Task statement –
Each record is to be transcribed exactly.

* Begin *

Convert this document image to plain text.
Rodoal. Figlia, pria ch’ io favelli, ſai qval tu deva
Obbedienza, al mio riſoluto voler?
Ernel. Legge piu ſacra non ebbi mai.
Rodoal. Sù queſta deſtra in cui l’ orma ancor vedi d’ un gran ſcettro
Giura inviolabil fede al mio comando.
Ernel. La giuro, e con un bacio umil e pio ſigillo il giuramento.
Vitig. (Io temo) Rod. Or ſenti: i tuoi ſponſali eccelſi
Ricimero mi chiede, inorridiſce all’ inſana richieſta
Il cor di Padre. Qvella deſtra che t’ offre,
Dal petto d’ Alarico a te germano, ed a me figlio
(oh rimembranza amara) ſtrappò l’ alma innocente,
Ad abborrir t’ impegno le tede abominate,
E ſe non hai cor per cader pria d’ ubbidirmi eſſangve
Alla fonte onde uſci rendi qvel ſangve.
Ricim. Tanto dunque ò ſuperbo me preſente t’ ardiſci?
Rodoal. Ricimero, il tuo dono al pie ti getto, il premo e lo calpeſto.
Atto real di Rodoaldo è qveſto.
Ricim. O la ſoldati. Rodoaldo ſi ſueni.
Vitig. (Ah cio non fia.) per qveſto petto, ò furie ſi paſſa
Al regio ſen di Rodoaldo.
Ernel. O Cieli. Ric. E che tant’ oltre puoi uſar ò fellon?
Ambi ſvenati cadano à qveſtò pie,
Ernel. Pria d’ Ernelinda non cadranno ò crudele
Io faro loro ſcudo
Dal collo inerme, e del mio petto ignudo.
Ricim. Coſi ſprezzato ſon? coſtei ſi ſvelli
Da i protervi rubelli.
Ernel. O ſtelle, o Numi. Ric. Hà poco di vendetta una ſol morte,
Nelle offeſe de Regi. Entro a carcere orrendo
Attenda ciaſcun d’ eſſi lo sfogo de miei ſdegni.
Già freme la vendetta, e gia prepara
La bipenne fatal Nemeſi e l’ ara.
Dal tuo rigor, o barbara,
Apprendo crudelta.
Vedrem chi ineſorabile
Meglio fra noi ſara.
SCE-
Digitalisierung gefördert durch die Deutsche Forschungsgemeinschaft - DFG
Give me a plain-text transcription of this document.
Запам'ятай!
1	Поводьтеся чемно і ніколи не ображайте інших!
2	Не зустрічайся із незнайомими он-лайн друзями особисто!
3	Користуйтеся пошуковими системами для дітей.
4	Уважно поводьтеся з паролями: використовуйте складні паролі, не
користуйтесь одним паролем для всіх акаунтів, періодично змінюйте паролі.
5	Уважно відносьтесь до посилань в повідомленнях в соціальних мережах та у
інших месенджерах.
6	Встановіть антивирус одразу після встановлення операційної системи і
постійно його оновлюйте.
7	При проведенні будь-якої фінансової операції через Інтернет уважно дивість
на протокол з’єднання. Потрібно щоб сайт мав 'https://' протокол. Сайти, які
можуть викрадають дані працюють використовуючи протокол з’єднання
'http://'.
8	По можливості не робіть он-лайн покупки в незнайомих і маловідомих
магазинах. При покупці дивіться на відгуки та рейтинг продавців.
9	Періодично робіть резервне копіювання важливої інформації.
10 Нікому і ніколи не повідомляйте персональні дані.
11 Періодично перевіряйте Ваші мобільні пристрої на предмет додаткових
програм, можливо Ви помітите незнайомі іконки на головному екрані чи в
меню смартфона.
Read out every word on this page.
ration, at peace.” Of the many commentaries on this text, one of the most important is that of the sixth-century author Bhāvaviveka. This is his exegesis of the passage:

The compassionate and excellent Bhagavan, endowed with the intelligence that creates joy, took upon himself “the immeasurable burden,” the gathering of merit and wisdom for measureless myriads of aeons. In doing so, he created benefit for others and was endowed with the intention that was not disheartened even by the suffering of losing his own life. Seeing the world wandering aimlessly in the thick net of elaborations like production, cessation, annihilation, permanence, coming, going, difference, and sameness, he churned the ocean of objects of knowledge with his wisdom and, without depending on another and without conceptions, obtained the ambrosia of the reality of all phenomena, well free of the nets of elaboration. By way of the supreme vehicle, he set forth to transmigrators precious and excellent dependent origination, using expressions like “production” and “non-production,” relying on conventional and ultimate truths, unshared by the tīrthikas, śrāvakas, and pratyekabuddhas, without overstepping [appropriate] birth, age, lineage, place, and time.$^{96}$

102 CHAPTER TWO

* End *

Right answer –
Convert this document image to plain text.
Rodoal. Figlia, pria ch’ io favelli, ſai qval tu deva
Obbedienza, al mio riſoluto voler?
Ernel. Legge piu ſacra non ebbi mai.
Rodoal. Sù queſta deſtra in cui l’ orma ancor vedi d’ un gran ſcettro
Giura inviolabil fede al mio comando.
Ernel. La giuro, e con un bacio umil e pio ſigillo il giuramento.
Vitig. (Io temo) Rod. Or ſenti: i tuoi ſponſali eccelſi
Ricimero mi chiede, inorridiſce all’ inſana richieſta
Il cor di Padre. Qvella deſtra che t’ offre,
Dal petto d’ Alarico a te germano, ed a me figlio
(oh rimembranza amara) ſtrappò l’ alma innocente,
Ad abborrir t’ impegno le tede abominate,
E ſe non hai cor per cader pria d’ ubbidirmi eſſangve
Alla fonte onde uſci rendi qvel ſangve.
Ricim. Tanto dunque ò ſuperbo me preſente t’ ardiſci?
Rodoal. Ricimero, il tuo dono al pie ti getto, il premo e lo calpeſto.
Atto real di Rodoaldo è qveſto.
Ricim. O la ſoldati. Rodoaldo ſi ſueni.
Vitig. (Ah cio non fia.) per qveſto petto, ò furie ſi paſſa
Al regio ſen di Rodoaldo.
Ernel. O Cieli. Ric. E che tant’ oltre puoi uſar ò fellon?
Ambi ſvenati cadano à qveſtò pie,
Ernel. Pria d’ Ernelinda non cadranno ò crudele
Io faro loro ſcudo
Dal collo inerme, e del mio petto ignudo.
Ricim. Coſi ſprezzato ſon? coſtei ſi ſvelli
Da i protervi rubelli.
Ernel. O ſtelle, o Numi. Ric. Hà poco di vendetta una ſol morte,
Nelle offeſe de Regi. Entro a carcere orrendo
Attenda ciaſcun d’ eſſi lo sfogo de miei ſdegni.
Già freme la vendetta, e gia prepara
La bipenne fatal Nemeſi e l’ ara.
Dal tuo rigor, o barbara,
Apprendo crudelta.
Vedrem chi ineſorabile
Meglio fra noi ſara.
SCE-
Digitalisierung gefördert durch die Deutsche Forschungsgemeinschaft - DFG
Give me a plain-text transcription of this document.
Запам'ятай!
1	Поводьтеся чемно і ніколи не ображайте інших!
2	Не зустрічайся із незнайомими он-лайн друзями особисто!
3	Користуйтеся пошуковими системами для дітей.
4	Уважно поводьтеся з паролями: використовуйте складні паролі, не
користуйтесь одним паролем для всіх акаунтів, періодично змінюйте паролі.
5	Уважно відносьтесь до посилань в повідомленнях в соціальних мережах та у
інших месенджерах.
6	Встановіть антивирус одразу після встановлення операційної системи і
постійно його оновлюйте.
7	При проведенні будь-якої фінансової операції через Інтернет уважно дивість
на протокол з’єднання. Потрібно щоб сайт мав 'https://' протокол. Сайти, які
можуть викрадають дані працюють використовуючи протокол з’єднання
'http://'.
8	По можливості не робіть он-лайн покупки в незнайомих і маловідомих
магазинах. При покупці дивіться на відгуки та рейтинг продавців.
9	Періодично робіть резервне копіювання важливої інформації.
10 Нікому і ніколи не повідомляйте персональні дані.
11 Періодично перевіряйте Ваші мобільні пристрої на предмет додаткових
програм, можливо Ви помітите незнайомі іконки на головному екрані чи в
меню смартфона.
Read out every word on this page.
ration, at peace.” Of the many commentaries on this text, one of the most important is that of the sixth-century author Bhāvaviveka. This is his exegesis of the passage:

The compassionate and excellent Bhagavan, endowed with the intelligence that creates joy, took upon himself “the immeasurable burden,” the gathering of merit and wisdom for measureless myriads of aeons. In doing so, he created benefit for others and was endowed with the intention that was not disheartened even by the suffering of losing his own life. Seeing the world wandering aimlessly in the thick net of elaborations like production, cessation, annihilation, permanence, coming, going, difference, and sameness, he churned the ocean of objects of knowledge with his wisdom and, without depending on another and without conceptions, obtained the ambrosia of the reality of all phenomena, well free of the nets of elaboration. By way of the supreme vehicle, he set forth to transmigrators precious and excellent dependent origination, using expressions like “production” and “non-production,” relying on conventional and ultimate truths, unshared by the tīrthikas, śrāvakas, and pratyekabuddhas, without overstepping [appropriate] birth, age, lineage, place, and time.$^{96}$

102 CHAPTER TWO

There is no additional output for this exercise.